▶ Task requirements: Show each line from the listing that includes the word "риска".

--- start Data for the task ---

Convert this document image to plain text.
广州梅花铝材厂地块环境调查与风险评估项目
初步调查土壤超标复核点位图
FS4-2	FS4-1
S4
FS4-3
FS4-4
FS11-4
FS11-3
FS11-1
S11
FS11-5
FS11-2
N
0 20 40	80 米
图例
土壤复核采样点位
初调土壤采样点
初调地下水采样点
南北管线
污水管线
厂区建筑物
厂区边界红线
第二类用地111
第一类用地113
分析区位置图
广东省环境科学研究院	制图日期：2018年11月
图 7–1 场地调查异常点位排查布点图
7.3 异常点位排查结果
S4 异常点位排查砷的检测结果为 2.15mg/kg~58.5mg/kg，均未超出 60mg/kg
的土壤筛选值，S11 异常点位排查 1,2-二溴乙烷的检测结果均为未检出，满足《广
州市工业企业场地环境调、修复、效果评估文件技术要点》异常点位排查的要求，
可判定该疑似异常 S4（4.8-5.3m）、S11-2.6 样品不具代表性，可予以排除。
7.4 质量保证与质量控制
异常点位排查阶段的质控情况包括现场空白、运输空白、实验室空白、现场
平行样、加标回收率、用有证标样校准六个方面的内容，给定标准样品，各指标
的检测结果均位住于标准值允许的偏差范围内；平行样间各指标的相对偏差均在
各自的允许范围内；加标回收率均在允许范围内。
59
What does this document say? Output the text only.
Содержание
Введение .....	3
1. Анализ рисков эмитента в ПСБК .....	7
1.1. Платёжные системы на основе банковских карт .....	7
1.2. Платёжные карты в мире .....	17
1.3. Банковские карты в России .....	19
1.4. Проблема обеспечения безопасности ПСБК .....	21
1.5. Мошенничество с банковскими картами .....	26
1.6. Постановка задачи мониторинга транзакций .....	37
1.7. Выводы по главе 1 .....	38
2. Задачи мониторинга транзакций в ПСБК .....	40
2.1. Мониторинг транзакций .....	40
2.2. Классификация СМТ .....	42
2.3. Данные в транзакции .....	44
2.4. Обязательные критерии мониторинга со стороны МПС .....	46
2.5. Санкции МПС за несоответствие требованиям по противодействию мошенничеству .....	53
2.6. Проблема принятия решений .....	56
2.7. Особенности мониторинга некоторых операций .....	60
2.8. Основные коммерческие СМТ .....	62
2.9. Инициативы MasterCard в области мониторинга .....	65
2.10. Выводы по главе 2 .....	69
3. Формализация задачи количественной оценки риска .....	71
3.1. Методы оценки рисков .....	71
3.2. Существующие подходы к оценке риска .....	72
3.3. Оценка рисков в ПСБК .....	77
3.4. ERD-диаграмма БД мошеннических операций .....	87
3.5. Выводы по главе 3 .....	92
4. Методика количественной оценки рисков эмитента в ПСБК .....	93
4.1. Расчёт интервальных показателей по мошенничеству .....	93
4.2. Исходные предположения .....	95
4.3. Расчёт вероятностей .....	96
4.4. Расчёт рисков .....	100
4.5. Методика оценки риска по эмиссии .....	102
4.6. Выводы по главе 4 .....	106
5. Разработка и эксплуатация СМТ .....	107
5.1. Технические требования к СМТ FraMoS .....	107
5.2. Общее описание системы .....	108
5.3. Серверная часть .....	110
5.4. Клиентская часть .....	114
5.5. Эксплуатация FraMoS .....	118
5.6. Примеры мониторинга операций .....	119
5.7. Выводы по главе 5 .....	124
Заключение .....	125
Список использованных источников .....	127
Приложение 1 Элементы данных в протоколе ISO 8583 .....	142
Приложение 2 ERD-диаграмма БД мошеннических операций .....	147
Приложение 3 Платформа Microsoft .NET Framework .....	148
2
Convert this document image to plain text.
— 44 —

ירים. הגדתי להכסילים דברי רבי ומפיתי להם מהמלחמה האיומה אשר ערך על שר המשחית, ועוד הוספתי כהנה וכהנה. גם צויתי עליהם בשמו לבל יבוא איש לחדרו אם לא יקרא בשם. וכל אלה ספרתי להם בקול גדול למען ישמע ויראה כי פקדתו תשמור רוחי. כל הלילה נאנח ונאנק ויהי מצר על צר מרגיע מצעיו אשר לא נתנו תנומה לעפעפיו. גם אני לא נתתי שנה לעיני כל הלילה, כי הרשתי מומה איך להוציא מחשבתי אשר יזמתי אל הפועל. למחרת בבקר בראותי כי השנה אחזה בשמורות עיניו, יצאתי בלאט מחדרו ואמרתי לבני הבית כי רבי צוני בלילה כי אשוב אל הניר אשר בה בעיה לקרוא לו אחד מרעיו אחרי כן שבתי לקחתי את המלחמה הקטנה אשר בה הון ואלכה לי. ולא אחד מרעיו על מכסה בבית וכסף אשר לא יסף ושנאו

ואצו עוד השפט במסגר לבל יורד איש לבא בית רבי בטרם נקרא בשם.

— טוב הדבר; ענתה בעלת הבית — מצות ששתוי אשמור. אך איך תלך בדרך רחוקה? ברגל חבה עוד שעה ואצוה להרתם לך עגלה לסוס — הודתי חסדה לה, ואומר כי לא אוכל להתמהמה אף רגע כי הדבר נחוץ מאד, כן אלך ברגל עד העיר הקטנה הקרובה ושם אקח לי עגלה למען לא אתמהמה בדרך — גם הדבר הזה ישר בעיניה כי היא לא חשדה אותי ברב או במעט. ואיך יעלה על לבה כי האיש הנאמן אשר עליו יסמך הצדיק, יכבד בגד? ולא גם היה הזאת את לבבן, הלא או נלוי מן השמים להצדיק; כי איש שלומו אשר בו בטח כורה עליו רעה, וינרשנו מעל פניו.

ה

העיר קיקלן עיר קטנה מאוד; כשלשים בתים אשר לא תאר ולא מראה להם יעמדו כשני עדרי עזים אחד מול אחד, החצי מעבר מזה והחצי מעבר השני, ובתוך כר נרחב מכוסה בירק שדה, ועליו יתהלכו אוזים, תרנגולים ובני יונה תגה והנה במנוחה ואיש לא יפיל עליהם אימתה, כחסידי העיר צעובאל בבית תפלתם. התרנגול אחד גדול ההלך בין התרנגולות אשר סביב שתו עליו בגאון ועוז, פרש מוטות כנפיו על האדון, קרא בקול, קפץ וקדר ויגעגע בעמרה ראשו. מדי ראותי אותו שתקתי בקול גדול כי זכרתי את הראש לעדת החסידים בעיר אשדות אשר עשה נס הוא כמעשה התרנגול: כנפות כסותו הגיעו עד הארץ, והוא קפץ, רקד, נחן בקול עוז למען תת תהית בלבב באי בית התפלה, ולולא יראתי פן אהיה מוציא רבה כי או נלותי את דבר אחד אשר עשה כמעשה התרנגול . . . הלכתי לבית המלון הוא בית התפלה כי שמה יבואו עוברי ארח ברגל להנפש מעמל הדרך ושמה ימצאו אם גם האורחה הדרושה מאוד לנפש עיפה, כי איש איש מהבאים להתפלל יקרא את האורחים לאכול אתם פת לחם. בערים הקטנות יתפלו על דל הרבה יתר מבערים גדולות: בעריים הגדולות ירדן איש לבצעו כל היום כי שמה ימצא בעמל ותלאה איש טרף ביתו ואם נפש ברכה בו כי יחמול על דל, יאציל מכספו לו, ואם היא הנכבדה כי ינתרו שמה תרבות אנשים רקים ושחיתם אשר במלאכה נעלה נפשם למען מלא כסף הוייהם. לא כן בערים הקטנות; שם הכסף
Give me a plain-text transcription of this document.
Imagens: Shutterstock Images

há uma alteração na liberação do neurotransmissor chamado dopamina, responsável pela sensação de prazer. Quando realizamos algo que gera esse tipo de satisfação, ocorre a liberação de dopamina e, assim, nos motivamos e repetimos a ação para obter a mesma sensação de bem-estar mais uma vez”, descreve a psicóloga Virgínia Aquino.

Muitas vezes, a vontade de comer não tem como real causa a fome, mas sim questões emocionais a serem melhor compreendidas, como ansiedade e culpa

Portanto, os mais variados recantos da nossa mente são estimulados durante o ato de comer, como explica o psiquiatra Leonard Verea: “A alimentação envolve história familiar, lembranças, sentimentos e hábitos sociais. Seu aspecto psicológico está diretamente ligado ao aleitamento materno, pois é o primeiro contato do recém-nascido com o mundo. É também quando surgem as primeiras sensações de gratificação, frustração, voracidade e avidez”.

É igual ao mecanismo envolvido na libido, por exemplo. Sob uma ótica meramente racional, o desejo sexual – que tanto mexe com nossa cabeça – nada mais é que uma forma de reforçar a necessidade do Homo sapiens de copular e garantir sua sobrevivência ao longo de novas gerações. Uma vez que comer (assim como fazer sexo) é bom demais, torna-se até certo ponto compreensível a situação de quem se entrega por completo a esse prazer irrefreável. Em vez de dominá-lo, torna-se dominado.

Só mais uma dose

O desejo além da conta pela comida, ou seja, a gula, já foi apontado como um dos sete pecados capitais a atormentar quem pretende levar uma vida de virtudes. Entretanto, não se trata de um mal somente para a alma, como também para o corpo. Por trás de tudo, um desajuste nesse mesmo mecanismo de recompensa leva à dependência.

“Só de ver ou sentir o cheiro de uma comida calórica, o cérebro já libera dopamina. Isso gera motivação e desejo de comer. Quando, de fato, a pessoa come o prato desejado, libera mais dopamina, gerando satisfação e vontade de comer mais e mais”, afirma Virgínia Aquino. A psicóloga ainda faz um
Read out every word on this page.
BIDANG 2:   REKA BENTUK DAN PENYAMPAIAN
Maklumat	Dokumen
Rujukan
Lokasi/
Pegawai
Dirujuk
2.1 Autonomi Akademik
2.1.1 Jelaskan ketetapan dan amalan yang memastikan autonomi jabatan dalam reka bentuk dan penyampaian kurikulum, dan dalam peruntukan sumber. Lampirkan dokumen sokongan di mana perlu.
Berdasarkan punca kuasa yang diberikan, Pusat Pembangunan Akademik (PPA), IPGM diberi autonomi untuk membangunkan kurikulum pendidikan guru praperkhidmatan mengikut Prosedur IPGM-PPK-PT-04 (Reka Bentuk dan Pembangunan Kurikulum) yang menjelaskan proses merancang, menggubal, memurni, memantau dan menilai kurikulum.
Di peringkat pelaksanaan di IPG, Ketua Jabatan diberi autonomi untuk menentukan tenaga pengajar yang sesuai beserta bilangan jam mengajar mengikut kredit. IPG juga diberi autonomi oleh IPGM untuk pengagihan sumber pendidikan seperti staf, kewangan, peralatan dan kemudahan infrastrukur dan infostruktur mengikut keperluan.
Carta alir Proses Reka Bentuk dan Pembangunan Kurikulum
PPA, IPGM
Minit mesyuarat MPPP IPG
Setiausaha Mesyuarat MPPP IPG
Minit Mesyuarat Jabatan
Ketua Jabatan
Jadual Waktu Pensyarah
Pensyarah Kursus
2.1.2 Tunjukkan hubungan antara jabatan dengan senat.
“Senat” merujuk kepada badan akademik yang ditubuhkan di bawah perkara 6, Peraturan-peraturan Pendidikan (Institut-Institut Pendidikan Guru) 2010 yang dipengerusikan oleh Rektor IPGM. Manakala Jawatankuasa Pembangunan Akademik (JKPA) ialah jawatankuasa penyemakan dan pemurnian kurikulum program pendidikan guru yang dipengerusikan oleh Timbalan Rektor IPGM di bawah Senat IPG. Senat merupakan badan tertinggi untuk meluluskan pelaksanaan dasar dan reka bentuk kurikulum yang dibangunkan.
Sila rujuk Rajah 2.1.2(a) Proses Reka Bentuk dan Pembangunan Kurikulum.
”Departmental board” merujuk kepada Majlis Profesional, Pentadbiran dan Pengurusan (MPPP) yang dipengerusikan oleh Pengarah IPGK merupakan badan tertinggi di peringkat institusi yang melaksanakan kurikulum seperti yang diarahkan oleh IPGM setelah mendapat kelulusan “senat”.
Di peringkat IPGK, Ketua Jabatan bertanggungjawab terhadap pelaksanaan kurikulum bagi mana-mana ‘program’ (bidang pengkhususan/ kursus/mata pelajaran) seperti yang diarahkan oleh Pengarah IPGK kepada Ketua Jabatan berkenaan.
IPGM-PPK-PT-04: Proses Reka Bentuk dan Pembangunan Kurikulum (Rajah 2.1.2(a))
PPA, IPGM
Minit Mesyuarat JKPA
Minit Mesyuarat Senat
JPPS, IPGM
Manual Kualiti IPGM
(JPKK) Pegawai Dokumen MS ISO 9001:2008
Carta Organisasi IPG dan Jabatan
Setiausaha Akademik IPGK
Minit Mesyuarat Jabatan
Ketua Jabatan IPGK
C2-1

--- end Data for the task ---

▶ Complete response:
3. Формализация задачи количественной оценки риска .....	71
3.2. Существующие подходы к оценке риска .....	72
4.5. Методика оценки риска по эмиссии .....	102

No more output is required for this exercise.